> **PROBLEM DESCRIPTION**: Copy out each line that mentions the word "Minus".

> **GIVEN ENTRIES**:

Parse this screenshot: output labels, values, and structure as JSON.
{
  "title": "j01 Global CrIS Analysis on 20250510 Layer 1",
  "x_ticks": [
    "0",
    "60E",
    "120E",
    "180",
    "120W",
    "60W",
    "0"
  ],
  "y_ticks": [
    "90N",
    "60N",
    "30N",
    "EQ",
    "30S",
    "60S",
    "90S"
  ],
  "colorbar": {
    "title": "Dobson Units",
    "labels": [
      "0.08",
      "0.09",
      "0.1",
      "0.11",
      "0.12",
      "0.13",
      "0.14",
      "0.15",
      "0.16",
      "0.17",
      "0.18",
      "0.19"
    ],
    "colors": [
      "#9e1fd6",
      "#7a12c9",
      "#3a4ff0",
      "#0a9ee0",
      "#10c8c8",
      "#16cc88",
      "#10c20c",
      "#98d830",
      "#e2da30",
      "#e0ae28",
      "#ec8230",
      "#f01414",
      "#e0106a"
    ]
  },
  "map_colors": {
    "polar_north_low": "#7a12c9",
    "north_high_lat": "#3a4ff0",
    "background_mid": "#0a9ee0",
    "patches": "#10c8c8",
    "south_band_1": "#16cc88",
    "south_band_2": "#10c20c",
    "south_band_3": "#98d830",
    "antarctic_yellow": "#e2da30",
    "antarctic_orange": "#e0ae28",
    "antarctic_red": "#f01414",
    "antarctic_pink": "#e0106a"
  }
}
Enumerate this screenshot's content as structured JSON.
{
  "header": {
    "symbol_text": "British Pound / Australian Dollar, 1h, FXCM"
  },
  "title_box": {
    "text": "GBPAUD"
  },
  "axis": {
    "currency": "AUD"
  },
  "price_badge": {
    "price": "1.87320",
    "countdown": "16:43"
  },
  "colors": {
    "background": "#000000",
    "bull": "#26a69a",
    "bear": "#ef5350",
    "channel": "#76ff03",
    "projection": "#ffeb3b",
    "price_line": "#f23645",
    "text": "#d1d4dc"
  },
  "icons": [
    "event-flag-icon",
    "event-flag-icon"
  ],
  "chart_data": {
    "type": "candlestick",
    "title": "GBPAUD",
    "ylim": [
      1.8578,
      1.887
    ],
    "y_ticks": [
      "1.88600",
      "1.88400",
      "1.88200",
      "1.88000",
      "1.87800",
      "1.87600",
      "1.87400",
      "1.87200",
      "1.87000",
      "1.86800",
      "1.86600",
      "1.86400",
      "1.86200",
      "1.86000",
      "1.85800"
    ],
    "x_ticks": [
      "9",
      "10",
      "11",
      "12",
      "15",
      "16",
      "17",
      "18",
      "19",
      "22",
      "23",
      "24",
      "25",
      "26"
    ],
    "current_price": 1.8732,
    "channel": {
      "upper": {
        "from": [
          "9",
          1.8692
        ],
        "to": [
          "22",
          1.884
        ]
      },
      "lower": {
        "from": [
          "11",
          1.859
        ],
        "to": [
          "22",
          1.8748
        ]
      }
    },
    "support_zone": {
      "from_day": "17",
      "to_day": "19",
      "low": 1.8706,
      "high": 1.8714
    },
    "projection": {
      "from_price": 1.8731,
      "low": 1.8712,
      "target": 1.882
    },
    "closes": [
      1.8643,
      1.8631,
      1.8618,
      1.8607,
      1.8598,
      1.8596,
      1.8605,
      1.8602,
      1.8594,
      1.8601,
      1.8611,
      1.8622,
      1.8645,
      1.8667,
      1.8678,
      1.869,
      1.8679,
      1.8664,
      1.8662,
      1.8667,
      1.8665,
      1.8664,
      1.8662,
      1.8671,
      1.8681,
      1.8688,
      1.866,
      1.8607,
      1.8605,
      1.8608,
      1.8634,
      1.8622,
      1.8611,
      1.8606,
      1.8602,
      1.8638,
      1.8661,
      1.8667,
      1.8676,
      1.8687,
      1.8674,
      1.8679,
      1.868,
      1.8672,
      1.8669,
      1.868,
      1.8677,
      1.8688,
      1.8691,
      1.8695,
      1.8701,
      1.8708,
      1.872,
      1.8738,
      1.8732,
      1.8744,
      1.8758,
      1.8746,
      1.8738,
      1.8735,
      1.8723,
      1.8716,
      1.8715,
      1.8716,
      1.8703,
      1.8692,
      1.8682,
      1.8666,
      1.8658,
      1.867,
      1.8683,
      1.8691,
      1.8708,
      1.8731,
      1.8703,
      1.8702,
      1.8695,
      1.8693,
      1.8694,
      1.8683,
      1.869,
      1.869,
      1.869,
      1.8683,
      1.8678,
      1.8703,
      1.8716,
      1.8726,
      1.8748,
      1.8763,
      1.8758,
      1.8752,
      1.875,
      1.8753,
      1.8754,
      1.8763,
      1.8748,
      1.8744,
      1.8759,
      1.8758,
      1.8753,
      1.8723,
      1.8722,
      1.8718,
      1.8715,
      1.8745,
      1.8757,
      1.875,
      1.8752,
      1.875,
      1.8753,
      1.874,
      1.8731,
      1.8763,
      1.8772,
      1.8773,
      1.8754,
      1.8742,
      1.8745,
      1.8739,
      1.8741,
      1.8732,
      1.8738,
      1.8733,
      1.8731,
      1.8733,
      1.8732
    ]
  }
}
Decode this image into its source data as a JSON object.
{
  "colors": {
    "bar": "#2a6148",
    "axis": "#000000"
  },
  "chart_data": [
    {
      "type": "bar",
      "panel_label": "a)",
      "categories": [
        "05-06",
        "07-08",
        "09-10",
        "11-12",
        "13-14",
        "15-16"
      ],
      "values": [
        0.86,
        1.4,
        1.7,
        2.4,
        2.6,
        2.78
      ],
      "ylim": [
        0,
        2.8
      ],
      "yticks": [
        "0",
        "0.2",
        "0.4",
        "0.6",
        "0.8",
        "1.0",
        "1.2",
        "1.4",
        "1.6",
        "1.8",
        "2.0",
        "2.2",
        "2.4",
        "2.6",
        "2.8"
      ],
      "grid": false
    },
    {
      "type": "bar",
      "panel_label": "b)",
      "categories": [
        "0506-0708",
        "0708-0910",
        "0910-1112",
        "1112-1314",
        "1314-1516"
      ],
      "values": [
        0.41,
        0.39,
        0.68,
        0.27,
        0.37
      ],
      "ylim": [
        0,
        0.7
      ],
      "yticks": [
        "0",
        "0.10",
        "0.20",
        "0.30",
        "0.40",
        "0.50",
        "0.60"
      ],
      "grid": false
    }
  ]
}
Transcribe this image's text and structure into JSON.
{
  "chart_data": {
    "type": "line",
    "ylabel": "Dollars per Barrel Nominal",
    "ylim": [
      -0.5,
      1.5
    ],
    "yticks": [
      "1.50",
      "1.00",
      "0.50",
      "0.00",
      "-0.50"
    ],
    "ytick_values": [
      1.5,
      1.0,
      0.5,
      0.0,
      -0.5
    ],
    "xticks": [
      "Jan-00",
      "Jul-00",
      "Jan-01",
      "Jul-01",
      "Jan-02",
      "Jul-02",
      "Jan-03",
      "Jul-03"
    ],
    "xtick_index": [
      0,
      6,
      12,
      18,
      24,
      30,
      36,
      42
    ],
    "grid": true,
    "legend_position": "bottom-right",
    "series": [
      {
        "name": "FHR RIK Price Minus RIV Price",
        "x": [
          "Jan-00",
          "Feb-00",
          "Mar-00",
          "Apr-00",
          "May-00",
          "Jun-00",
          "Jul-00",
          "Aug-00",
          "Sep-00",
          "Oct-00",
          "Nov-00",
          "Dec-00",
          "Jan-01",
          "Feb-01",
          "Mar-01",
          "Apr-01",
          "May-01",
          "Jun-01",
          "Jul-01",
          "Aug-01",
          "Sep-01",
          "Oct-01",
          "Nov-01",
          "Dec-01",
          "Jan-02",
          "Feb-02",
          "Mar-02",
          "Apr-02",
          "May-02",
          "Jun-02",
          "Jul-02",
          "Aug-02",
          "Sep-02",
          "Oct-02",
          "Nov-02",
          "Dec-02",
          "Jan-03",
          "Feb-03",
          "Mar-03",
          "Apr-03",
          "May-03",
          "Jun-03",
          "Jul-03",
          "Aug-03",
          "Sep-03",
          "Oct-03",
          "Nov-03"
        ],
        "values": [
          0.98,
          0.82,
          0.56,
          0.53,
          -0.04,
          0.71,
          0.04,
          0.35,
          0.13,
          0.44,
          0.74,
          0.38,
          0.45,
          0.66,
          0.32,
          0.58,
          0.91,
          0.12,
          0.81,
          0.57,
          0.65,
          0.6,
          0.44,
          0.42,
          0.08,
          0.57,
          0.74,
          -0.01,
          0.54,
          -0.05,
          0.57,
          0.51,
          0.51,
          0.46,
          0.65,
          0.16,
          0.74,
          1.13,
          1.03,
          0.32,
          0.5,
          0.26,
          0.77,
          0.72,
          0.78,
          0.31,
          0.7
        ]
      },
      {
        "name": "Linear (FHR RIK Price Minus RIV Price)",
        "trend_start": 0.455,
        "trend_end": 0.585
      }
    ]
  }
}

> **EXERCISE RESPONSE**:
        "name": "FHR RIK Price Minus RIV Price",
        "name": "Linear (FHR RIK Price Minus RIV Price)",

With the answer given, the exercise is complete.